▶ [Data in this exercise]:
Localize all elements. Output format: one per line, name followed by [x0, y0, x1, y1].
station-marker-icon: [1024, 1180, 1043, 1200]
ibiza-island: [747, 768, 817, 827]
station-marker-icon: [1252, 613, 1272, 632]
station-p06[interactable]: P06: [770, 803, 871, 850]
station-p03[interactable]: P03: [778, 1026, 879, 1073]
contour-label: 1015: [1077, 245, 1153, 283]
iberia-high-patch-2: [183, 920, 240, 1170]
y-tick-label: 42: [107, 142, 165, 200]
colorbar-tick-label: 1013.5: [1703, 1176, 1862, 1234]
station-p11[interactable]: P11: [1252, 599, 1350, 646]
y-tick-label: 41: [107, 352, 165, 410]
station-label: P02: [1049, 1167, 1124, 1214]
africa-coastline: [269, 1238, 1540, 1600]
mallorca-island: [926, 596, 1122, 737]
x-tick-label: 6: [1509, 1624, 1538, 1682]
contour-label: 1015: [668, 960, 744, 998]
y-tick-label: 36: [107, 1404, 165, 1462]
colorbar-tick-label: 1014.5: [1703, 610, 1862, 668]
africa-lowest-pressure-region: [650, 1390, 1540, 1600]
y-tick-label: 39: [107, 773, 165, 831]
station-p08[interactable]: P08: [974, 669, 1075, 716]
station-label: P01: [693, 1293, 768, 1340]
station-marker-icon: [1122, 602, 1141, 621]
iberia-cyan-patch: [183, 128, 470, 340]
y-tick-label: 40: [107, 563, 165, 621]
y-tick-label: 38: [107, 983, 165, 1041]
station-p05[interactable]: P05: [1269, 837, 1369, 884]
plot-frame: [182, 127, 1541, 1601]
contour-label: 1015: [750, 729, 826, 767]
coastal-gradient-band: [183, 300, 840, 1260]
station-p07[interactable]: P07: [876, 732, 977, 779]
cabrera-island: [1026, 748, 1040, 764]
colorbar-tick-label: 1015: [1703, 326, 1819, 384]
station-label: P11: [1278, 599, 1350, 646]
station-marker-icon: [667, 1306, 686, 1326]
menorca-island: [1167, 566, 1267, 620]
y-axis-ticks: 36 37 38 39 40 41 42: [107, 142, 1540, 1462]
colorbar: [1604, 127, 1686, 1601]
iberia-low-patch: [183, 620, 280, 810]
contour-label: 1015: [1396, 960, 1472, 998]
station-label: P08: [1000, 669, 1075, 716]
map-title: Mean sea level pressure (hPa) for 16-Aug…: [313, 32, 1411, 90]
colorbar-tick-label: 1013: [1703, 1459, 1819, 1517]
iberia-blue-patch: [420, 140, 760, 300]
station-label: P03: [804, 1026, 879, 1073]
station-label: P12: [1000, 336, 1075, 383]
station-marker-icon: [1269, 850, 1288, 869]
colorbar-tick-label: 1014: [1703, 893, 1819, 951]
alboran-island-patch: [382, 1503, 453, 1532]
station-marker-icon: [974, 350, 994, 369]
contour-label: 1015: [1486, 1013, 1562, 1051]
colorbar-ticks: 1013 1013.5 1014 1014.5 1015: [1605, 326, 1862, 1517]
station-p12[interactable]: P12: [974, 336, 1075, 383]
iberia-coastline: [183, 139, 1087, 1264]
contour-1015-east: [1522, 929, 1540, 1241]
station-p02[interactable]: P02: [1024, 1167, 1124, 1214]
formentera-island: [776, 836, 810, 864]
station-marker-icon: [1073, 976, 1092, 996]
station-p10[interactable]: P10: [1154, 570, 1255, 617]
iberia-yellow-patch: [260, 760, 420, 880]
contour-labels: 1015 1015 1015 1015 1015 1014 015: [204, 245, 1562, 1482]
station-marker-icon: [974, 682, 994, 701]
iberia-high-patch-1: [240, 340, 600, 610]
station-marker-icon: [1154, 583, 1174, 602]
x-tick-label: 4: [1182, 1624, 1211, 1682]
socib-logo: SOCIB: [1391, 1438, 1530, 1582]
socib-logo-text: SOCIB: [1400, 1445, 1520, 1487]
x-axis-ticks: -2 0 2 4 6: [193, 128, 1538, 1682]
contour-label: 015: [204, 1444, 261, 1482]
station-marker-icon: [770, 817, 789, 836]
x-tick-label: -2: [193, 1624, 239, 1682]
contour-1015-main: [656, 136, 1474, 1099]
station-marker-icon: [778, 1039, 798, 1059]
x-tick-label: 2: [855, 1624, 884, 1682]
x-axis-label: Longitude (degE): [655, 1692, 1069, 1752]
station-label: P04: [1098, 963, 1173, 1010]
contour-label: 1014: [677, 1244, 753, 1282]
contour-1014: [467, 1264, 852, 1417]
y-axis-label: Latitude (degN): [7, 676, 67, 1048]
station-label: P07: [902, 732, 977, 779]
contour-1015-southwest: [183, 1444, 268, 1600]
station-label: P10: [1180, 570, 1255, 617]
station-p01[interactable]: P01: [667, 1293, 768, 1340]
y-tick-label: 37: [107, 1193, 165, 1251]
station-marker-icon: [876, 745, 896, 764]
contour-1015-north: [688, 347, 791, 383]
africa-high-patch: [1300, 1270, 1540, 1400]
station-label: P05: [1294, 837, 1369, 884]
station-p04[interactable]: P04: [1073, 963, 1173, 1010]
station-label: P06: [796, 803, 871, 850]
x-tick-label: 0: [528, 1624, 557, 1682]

▶ [Task]:
Convert these lines to a numbered list, omitting any blank lines.

▶ [Exercise response]:
1. Localize all elements. Output format: one per line, name followed by [x0, y0, x1, y1].
2. station-marker-icon: [1024, 1180, 1043, 1200]
3. ibiza-island: [747, 768, 817, 827]
4. station-marker-icon: [1252, 613, 1272, 632]
5. station-p06[interactable]: P06: [770, 803, 871, 850]
6. station-p03[interactable]: P03: [778, 1026, 879, 1073]
7. contour-label: 1015: [1077, 245, 1153, 283]
8. iberia-high-patch-2: [183, 920, 240, 1170]
9. y-tick-label: 42: [107, 142, 165, 200]
10. colorbar-tick-label: 1013.5: [1703, 1176, 1862, 1234]
11. station-p11[interactable]: P11: [1252, 599, 1350, 646]
12. y-tick-label: 41: [107, 352, 165, 410]
13. station-label: P02: [1049, 1167, 1124, 1214]
14. africa-coastline: [269, 1238, 1540, 1600]
15. mallorca-island: [926, 596, 1122, 737]
16. x-tick-label: 6: [1509, 1624, 1538, 1682]
17. contour-label: 1015: [668, 960, 744, 998]
18. y-tick-label: 36: [107, 1404, 165, 1462]
19. colorbar-tick-label: 1014.5: [1703, 610, 1862, 668]
20. africa-lowest-pressure-region: [650, 1390, 1540, 1600]
21. y-tick-label: 39: [107, 773, 165, 831]
22. station-p08[interactable]: P08: [974, 669, 1075, 716]
23. station-label: P01: [693, 1293, 768, 1340]
24. station-marker-icon: [1122, 602, 1141, 621]
25. iberia-cyan-patch: [183, 128, 470, 340]
26. y-tick-label: 40: [107, 563, 165, 621]
27. y-tick-label: 38: [107, 983, 165, 1041]
28. station-p05[interactable]: P05: [1269, 837, 1369, 884]
29. plot-frame: [182, 127, 1541, 1601]
30. contour-label: 1015: [750, 729, 826, 767]
31. coastal-gradient-band: [183, 300, 840, 1260]
32. station-p07[interactable]: P07: [876, 732, 977, 779]
33. cabrera-island: [1026, 748, 1040, 764]
34. colorbar-tick-label: 1015: [1703, 326, 1819, 384]
35. station-label: P11: [1278, 599, 1350, 646]
36. station-marker-icon: [667, 1306, 686, 1326]
37. menorca-island: [1167, 566, 1267, 620]
38. y-axis-ticks: 36 37 38 39 40 41 42: [107, 142, 1540, 1462]
39. colorbar: [1604, 127, 1686, 1601]
40. iberia-low-patch: [183, 620, 280, 810]
41. contour-label: 1015: [1396, 960, 1472, 998]
42. station-label: P08: [1000, 669, 1075, 716]
43. map-title: Mean sea level pressure (hPa) for 16-Aug…: [313, 32, 1411, 90]
44. colorbar-tick-label: 1013: [1703, 1459, 1819, 1517]
45. iberia-blue-patch: [420, 140, 760, 300]
46. station-label: P03: [804, 1026, 879, 1073]
47. station-label: P12: [1000, 336, 1075, 383]
48. station-marker-icon: [1269, 850, 1288, 869]
49. colorbar-tick-label: 1014: [1703, 893, 1819, 951]
50. alboran-island-patch: [382, 1503, 453, 1532]
51. station-marker-icon: [974, 350, 994, 369]
52. contour-label: 1015: [1486, 1013, 1562, 1051]
53. colorbar-ticks: 1013 1013.5 1014 1014.5 1015: [1605, 326, 1862, 1517]
54. station-p12[interactable]: P12: [974, 336, 1075, 383]
55. iberia-coastline: [183, 139, 1087, 1264]
56. contour-1015-east: [1522, 929, 1540, 1241]
57. station-p02[interactable]: P02: [1024, 1167, 1124, 1214]
58. formentera-island: [776, 836, 810, 864]
59. station-marker-icon: [1073, 976, 1092, 996]
60. station-p10[interactable]: P10: [1154, 570, 1255, 617]
61. iberia-yellow-patch: [260, 760, 420, 880]
62. contour-labels: 1015 1015 1015 1015 1015 1014 015: [204, 245, 1562, 1482]
63. station-marker-icon: [974, 682, 994, 701]
64. iberia-high-patch-1: [240, 340, 600, 610]
65. station-marker-icon: [1154, 583, 1174, 602]
66. x-tick-label: 4: [1182, 1624, 1211, 1682]
67. socib-logo: SOCIB: [1391, 1438, 1530, 1582]
68. socib-logo-text: SOCIB: [1400, 1445, 1520, 1487]
69. x-axis-ticks: -2 0 2 4 6: [193, 128, 1538, 1682]
70. contour-label: 015: [204, 1444, 261, 1482]
71. station-marker-icon: [770, 817, 789, 836]
72. x-tick-label: -2: [193, 1624, 239, 1682]
73. contour-1015-main: [656, 136, 1474, 1099]
74. station-marker-icon: [778, 1039, 798, 1059]
75. x-tick-label: 2: [855, 1624, 884, 1682]
76. x-axis-label: Longitude (degE): [655, 1692, 1069, 1752]
77. station-label: P04: [1098, 963, 1173, 1010]
78. contour-label: 1014: [677, 1244, 753, 1282]
79. contour-1014: [467, 1264, 852, 1417]
80. y-axis-label: Latitude (degN): [7, 676, 67, 1048]
81. station-label: P07: [902, 732, 977, 779]
82. contour-1015-southwest: [183, 1444, 268, 1600]
83. station-label: P10: [1180, 570, 1255, 617]
84. station-p01[interactable]: P01: [667, 1293, 768, 1340]
85. y-tick-label: 37: [107, 1193, 165, 1251]
86. station-marker-icon: [876, 745, 896, 764]
87. contour-1015-north: [688, 347, 791, 383]
88. africa-high-patch: [1300, 1270, 1540, 1400]
89. station-label: P05: [1294, 837, 1369, 884]
90. station-p04[interactable]: P04: [1073, 963, 1173, 1010]
91. station-label: P06: [796, 803, 871, 850]
92. x-tick-label: 0: [528, 1624, 557, 1682]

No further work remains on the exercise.